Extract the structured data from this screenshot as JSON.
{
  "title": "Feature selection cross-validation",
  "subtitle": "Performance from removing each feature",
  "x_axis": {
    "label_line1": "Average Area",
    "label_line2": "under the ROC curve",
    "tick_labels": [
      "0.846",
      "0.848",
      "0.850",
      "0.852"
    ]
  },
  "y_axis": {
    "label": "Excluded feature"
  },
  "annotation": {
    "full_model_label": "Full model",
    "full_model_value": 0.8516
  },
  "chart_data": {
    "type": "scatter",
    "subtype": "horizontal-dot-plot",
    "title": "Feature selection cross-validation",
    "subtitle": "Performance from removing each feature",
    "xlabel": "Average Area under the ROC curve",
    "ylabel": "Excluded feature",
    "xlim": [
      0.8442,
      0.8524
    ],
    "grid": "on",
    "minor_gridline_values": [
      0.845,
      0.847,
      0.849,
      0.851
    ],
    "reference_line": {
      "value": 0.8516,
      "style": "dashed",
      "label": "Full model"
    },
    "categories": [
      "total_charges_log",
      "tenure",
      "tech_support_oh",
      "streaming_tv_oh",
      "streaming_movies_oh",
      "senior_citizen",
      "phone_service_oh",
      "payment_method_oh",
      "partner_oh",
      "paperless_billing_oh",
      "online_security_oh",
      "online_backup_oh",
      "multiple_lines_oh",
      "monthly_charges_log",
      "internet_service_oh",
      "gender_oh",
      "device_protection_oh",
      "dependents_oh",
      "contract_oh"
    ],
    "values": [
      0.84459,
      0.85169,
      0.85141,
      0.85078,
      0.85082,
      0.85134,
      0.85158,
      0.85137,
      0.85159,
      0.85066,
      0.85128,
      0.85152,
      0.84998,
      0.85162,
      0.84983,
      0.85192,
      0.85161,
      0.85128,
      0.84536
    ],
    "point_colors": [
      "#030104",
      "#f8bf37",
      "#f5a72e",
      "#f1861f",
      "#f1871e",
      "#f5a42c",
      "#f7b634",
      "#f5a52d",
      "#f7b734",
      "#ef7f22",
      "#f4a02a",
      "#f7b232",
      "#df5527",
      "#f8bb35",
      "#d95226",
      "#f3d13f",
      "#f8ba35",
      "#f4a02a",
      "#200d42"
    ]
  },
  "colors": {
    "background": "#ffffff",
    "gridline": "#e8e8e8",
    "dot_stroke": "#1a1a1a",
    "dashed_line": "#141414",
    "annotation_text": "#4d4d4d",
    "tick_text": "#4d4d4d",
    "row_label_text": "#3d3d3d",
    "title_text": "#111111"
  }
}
# # # # #
● **What this task involves**
Output an exact copy of each record.

● **Output of the exercise**
Extract the structured data from this screenshot as JSON.
{
  "title": "Feature selection cross-validation",
  "subtitle": "Performance from removing each feature",
  "x_axis": {
    "label_line1": "Average Area",
    "label_line2": "under the ROC curve",
    "tick_labels": [
      "0.846",
      "0.848",
      "0.850",
      "0.852"
    ]
  },
  "y_axis": {
    "label": "Excluded feature"
  },
  "annotation": {
    "full_model_label": "Full model",
    "full_model_value": 0.8516
  },
  "chart_data": {
    "type": "scatter",
    "subtype": "horizontal-dot-plot",
    "title": "Feature selection cross-validation",
    "subtitle": "Performance from removing each feature",
    "xlabel": "Average Area under the ROC curve",
    "ylabel": "Excluded feature",
    "xlim": [
      0.8442,
      0.8524
    ],
    "grid": "on",
    "minor_gridline_values": [
      0.845,
      0.847,
      0.849,
      0.851
    ],
    "reference_line": {
      "value": 0.8516,
      "style": "dashed",
      "label": "Full model"
    },
    "categories": [
      "total_charges_log",
      "tenure",
      "tech_support_oh",
      "streaming_tv_oh",
      "streaming_movies_oh",
      "senior_citizen",
      "phone_service_oh",
      "payment_method_oh",
      "partner_oh",
      "paperless_billing_oh",
      "online_security_oh",
      "online_backup_oh",
      "multiple_lines_oh",
      "monthly_charges_log",
      "internet_service_oh",
      "gender_oh",
      "device_protection_oh",
      "dependents_oh",
      "contract_oh"
    ],
    "values": [
      0.84459,
      0.85169,
      0.85141,
      0.85078,
      0.85082,
      0.85134,
      0.85158,
      0.85137,
      0.85159,
      0.85066,
      0.85128,
      0.85152,
      0.84998,
      0.85162,
      0.84983,
      0.85192,
      0.85161,
      0.85128,
      0.84536
    ],
    "point_colors": [
      "#030104",
      "#f8bf37",
      "#f5a72e",
      "#f1861f",
      "#f1871e",
      "#f5a42c",
      "#f7b634",
      "#f5a52d",
      "#f7b734",
      "#ef7f22",
      "#f4a02a",
      "#f7b232",
      "#df5527",
      "#f8bb35",
      "#d95226",
      "#f3d13f",
      "#f8ba35",
      "#f4a02a",
      "#200d42"
    ]
  },
  "colors": {
    "background": "#ffffff",
    "gridline": "#e8e8e8",
    "dot_stroke": "#1a1a1a",
    "dashed_line": "#141414",
    "annotation_text": "#4d4d4d",
    "tick_text": "#4d4d4d",
    "row_label_text": "#3d3d3d",
    "title_text": "#111111"
  }
}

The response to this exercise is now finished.